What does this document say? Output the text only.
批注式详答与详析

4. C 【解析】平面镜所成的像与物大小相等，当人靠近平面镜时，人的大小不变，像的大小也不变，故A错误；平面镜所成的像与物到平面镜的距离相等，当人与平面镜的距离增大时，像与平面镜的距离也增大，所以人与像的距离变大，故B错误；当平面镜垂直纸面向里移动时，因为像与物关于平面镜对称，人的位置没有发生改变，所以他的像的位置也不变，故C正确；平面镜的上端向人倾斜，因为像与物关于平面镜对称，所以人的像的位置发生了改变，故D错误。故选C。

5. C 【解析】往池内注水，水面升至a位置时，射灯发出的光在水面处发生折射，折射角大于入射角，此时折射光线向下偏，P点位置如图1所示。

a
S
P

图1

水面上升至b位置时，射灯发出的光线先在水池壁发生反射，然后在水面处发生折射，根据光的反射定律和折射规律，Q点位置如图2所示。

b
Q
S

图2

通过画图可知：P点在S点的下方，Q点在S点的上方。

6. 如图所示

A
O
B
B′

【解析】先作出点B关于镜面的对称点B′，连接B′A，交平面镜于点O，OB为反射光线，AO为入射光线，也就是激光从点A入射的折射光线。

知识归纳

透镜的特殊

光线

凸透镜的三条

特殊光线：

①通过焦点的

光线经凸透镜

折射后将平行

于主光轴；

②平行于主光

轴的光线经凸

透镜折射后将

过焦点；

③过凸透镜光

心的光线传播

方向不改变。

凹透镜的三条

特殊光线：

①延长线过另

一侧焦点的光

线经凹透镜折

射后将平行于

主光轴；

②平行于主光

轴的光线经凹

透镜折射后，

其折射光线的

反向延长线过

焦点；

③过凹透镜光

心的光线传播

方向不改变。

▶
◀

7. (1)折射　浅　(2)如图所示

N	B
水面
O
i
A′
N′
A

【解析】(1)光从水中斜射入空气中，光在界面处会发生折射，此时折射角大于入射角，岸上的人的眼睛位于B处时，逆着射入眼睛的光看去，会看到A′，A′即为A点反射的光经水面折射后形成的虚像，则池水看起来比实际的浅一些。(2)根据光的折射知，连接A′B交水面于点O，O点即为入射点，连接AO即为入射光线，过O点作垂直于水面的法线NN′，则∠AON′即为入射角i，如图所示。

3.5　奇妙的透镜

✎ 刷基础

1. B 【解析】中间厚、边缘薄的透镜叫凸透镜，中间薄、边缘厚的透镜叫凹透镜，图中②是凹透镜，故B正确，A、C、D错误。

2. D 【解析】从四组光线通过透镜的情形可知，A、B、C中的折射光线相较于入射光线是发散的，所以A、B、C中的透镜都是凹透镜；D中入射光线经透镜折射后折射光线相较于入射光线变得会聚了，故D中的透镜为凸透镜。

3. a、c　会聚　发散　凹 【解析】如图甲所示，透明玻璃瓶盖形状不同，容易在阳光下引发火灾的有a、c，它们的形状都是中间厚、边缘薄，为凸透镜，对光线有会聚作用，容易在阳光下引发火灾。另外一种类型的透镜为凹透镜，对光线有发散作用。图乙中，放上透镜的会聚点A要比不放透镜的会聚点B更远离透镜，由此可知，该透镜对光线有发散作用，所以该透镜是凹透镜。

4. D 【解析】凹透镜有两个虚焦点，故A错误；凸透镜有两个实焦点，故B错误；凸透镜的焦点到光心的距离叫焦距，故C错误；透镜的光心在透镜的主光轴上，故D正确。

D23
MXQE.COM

**Your goal**
Copy out all the entries shown above, character for character.

**Task answer**
What does this document say? Output the text only.
批注式详答与详析

4. C 【解析】平面镜所成的像与物大小相等，当人靠近平面镜时，人的大小不变，像的大小也不变，故A错误；平面镜所成的像与物到平面镜的距离相等，当人与平面镜的距离增大时，像与平面镜的距离也增大，所以人与像的距离变大，故B错误；当平面镜垂直纸面向里移动时，因为像与物关于平面镜对称，人的位置没有发生改变，所以他的像的位置也不变，故C正确；平面镜的上端向人倾斜，因为像与物关于平面镜对称，所以人的像的位置发生了改变，故D错误。故选C。

5. C 【解析】往池内注水，水面升至a位置时，射灯发出的光在水面处发生折射，折射角大于入射角，此时折射光线向下偏，P点位置如图1所示。

a
S
P

图1

水面上升至b位置时，射灯发出的光线先在水池壁发生反射，然后在水面处发生折射，根据光的反射定律和折射规律，Q点位置如图2所示。

b
Q
S

图2

通过画图可知：P点在S点的下方，Q点在S点的上方。

6. 如图所示

A
O
B
B′

【解析】先作出点B关于镜面的对称点B′，连接B′A，交平面镜于点O，OB为反射光线，AO为入射光线，也就是激光从点A入射的折射光线。

知识归纳

透镜的特殊

光线

凸透镜的三条

特殊光线：

①通过焦点的

光线经凸透镜

折射后将平行

于主光轴；

②平行于主光

轴的光线经凸

透镜折射后将

过焦点；

③过凸透镜光

心的光线传播

方向不改变。

凹透镜的三条

特殊光线：

①延长线过另

一侧焦点的光

线经凹透镜折

射后将平行于

主光轴；

②平行于主光

轴的光线经凹

透镜折射后，

其折射光线的

反向延长线过

焦点；

③过凹透镜光

心的光线传播

方向不改变。

▶
◀

7. (1)折射　浅　(2)如图所示

N	B
水面
O
i
A′
N′
A

【解析】(1)光从水中斜射入空气中，光在界面处会发生折射，此时折射角大于入射角，岸上的人的眼睛位于B处时，逆着射入眼睛的光看去，会看到A′，A′即为A点反射的光经水面折射后形成的虚像，则池水看起来比实际的浅一些。(2)根据光的折射知，连接A′B交水面于点O，O点即为入射点，连接AO即为入射光线，过O点作垂直于水面的法线NN′，则∠AON′即为入射角i，如图所示。

3.5　奇妙的透镜

✎ 刷基础

1. B 【解析】中间厚、边缘薄的透镜叫凸透镜，中间薄、边缘厚的透镜叫凹透镜，图中②是凹透镜，故B正确，A、C、D错误。

2. D 【解析】从四组光线通过透镜的情形可知，A、B、C中的折射光线相较于入射光线是发散的，所以A、B、C中的透镜都是凹透镜；D中入射光线经透镜折射后折射光线相较于入射光线变得会聚了，故D中的透镜为凸透镜。

3. a、c　会聚　发散　凹 【解析】如图甲所示，透明玻璃瓶盖形状不同，容易在阳光下引发火灾的有a、c，它们的形状都是中间厚、边缘薄，为凸透镜，对光线有会聚作用，容易在阳光下引发火灾。另外一种类型的透镜为凹透镜，对光线有发散作用。图乙中，放上透镜的会聚点A要比不放透镜的会聚点B更远离透镜，由此可知，该透镜对光线有发散作用，所以该透镜是凹透镜。

4. D 【解析】凹透镜有两个虚焦点，故A错误；凸透镜有两个实焦点，故B错误；凸透镜的焦点到光心的距离叫焦距，故C错误；透镜的光心在透镜的主光轴上，故D正确。

D23
MXQE.COM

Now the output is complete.